◆ **The request**
Scan the data below for the string "Household". Copy every line where it appears.

begin Stored rows

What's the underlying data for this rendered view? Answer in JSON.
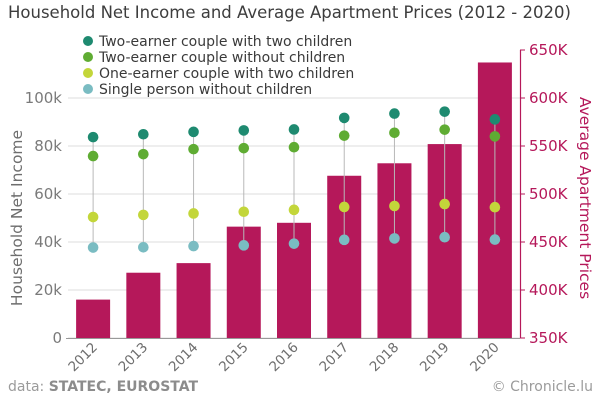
{
  "chart_data": {
    "type": "bar",
    "title": "Household Net Income and Average Apartment Prices (2012 - 2020)",
    "categories": [
      "2012",
      "2013",
      "2014",
      "2015",
      "2016",
      "2017",
      "2018",
      "2019",
      "2020"
    ],
    "bars": {
      "name": "Average Apartment Prices",
      "values": [
        390000,
        418000,
        428000,
        466000,
        470000,
        519000,
        532000,
        552000,
        637000
      ],
      "color": "#b5185a"
    },
    "series": [
      {
        "name": "Two-earner couple with two children",
        "color": "#1e8a70",
        "values": [
          83700,
          84900,
          85900,
          86500,
          86900,
          91700,
          93500,
          94300,
          91100
        ]
      },
      {
        "name": "Two-earner couple without children",
        "color": "#5fac33",
        "values": [
          75800,
          76600,
          78700,
          79100,
          79500,
          84300,
          85500,
          86800,
          84000
        ]
      },
      {
        "name": "One-earner couple with two children",
        "color": "#c3d63a",
        "values": [
          50400,
          51300,
          51900,
          52600,
          53400,
          54600,
          55000,
          55800,
          54500
        ]
      },
      {
        "name": "Single person without children",
        "color": "#7abcc2",
        "values": [
          37700,
          37800,
          38300,
          38600,
          39300,
          40900,
          41500,
          42000,
          41000
        ]
      }
    ],
    "ylabel_left": "Household Net Income",
    "ylabel_right": "Average Apartment Prices",
    "ylim_left": [
      0,
      120000
    ],
    "ylim_right": [
      350000,
      650000
    ],
    "yticks_left": [
      "0",
      "20k",
      "40k",
      "60k",
      "80k",
      "100k"
    ],
    "yticks_right": [
      "350K",
      "400K",
      "450K",
      "500K",
      "550K",
      "600K",
      "650K"
    ],
    "grid": true,
    "legend_position": "top-left"
  },
  "footer": {
    "source_prefix": "data: ",
    "source_names": "STATEC, EUROSTAT",
    "credit": "© Chronicle.lu"
  }
}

end Stored rows

◆ **Worked solution**
    "title": "Household Net Income and Average Apartment Prices (2012 - 2020)",
    "ylabel_left": "Household Net Income",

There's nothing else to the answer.